TEKS BACAAN
▼

Menristek: Hilirisasi Minyak Nilam Beri Nilai Tambah Bagi Aceh

Menristek: Hilirisasi Minyak Nilam Beri Nilai Tambah Bagi Aceh
Menteri Riset dan Teknologi (Menristek)/Kepala Badan Riset dan Inovasi Nasional, Prof Bambang Brodjonegoro (ANTARA FOTO/M Agung Rajasa)

Analisadaily.com, Banda Aceh - Menteri Riset dan Teknologi (Menristek)/Kepala Badan Riset dan Inovasi Nasional, Prof Bambang Brodjonegoro mengatakan, langkah Universitas Syiah Kuala (Unsyiah) untuk hilirisasi minyak nilam bukan hanya membantu petani, tetapi juga telah meningkatkan nilai tambah bagi Aceh.

Hal itu disampaikan Bambang Brodjonegoro saat meresmikan Mesin Distilasi Molekuler (MD) dan Fraksinasi Nilam skala industri di Atsiri Research Center (ARC) - Pusat Unggulan Iptek (PUI) Nilam Aceh Universitas Syiah Kuala (Unsyiah), Banda Aceh, Jumat (28/2).

Unit mesin ini berada tepat di area belakang Kantor ARC yang berhadapan dengan Fakultas Teknik Unsyiah. Mesin ini nantinya dapat melakukan penyulingan nilam, sehingga hasilnya dapat digunakan oleh pelaku industri kosmetik dan parfum dunia.

“Di masa lalu, minyak nilam diekspor lalu diolah di luar negeri, dan dibeli kembali oleh pelaku industri yang membutuhkan nilam di Indonesia,” ucapnya.

Bambang juga mengapresiasi langkah Unsyiah bersama Badan Pengkajian dan Penerapan Teknologi (BPPT) yang mendirikan mesin fraksinasi, sehingga mengurangi ketergantungan impor serta dapat langsung menjual nilam ke pemakai akhir.

Langkah ini juga memberikan manfaat besar bagi petani nilam di Aceh, bahkan memperkuat posisi Aceh yang bertrasnformasi menjadi kawasan industri baru.

▲

DAFTAR MATERI

▼

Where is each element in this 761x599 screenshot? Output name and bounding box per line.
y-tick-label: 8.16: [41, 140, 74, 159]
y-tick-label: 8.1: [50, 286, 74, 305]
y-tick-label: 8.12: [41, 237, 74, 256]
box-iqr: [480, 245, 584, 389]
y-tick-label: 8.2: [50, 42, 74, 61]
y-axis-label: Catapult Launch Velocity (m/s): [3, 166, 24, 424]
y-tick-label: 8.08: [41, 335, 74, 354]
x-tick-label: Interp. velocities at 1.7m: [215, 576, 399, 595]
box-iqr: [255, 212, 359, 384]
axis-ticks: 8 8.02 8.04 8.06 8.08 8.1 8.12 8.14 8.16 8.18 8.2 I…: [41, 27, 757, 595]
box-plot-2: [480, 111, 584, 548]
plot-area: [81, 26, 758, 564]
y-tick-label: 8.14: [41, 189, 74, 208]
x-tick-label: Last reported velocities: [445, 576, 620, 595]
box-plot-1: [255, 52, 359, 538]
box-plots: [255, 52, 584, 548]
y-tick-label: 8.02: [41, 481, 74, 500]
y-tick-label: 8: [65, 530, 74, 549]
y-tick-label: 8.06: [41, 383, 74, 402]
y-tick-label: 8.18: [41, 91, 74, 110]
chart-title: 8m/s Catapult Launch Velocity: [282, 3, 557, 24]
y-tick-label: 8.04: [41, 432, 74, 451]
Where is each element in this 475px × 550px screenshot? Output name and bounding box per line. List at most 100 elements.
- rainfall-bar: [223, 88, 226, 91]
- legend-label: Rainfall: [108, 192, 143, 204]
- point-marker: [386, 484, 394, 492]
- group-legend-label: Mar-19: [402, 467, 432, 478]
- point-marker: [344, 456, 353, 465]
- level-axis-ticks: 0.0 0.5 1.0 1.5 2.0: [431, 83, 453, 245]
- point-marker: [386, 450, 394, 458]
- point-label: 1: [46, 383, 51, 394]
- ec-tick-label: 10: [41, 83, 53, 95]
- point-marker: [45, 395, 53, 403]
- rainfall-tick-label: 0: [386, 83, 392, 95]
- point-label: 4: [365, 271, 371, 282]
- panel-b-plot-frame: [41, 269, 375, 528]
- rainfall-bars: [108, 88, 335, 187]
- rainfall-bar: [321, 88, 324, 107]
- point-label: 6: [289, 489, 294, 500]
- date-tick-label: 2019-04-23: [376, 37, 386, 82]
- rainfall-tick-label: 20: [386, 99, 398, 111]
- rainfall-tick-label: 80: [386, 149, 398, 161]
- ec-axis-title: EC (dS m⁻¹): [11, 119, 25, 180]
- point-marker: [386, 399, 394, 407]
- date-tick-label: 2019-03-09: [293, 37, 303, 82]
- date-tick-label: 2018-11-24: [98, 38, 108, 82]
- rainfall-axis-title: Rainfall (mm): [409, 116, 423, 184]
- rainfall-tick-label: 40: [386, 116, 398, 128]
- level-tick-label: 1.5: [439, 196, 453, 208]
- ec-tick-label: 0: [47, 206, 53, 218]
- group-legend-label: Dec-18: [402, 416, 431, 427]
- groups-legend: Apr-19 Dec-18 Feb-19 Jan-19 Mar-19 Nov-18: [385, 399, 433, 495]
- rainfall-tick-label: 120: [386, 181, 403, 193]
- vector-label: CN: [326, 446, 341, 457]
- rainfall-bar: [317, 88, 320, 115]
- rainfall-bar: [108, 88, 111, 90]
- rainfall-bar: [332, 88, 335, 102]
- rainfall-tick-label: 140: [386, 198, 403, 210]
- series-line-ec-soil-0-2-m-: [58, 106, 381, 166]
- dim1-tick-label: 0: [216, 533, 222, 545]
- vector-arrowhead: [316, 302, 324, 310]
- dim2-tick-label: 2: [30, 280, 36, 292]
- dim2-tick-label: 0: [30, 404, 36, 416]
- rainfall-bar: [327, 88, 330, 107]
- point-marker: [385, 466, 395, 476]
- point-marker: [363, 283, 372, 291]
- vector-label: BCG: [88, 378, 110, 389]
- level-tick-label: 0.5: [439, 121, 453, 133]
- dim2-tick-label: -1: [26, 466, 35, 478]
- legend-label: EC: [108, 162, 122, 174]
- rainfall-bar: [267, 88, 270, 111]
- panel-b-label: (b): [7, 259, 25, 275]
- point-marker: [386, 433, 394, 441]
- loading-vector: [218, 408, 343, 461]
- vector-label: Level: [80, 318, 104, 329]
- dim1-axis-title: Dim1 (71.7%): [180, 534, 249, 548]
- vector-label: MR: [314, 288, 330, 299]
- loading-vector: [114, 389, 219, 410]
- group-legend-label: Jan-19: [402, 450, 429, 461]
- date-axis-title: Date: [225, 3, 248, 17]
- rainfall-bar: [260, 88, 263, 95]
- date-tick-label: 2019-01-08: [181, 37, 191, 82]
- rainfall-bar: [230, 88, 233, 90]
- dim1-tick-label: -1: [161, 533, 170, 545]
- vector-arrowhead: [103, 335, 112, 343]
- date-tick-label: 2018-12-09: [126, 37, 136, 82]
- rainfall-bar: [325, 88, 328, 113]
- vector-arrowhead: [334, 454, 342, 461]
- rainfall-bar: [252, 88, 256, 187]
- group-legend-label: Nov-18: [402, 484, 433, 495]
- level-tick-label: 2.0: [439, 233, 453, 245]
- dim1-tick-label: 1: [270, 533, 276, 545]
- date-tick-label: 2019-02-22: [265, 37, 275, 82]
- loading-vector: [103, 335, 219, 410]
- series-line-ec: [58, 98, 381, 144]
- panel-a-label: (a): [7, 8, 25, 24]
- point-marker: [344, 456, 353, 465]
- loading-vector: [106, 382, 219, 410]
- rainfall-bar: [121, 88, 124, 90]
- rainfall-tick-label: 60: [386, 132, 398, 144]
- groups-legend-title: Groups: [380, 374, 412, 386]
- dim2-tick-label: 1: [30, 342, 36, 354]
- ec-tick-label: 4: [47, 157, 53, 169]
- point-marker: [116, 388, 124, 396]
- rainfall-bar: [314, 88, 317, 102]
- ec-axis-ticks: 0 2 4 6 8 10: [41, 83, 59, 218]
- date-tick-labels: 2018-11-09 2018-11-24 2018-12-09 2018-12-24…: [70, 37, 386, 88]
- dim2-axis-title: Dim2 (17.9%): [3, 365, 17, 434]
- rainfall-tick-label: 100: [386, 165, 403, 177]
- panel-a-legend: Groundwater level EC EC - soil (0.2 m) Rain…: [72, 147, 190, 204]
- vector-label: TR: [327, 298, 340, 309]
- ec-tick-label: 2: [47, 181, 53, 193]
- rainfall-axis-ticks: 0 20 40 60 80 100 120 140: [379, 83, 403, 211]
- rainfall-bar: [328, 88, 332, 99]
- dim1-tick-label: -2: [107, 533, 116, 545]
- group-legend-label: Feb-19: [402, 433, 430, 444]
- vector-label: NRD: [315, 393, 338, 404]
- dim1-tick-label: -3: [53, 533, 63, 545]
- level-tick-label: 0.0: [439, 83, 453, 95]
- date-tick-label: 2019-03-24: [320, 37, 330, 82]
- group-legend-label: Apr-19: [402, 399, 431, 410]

▲

SOAL
Menurut teks bacaan tentang hilirisasi minyak nilam, di mana letak unit mesin yang diresmikan oleh Menristek? Gunakan teks bacaan saja sebagai dasar jawaban.

HASIL PENGERJAAN
Unit mesin itu berada tepat di area belakang Kantor ARC, yang berhadapan dengan Fakultas Teknik Unsyiah.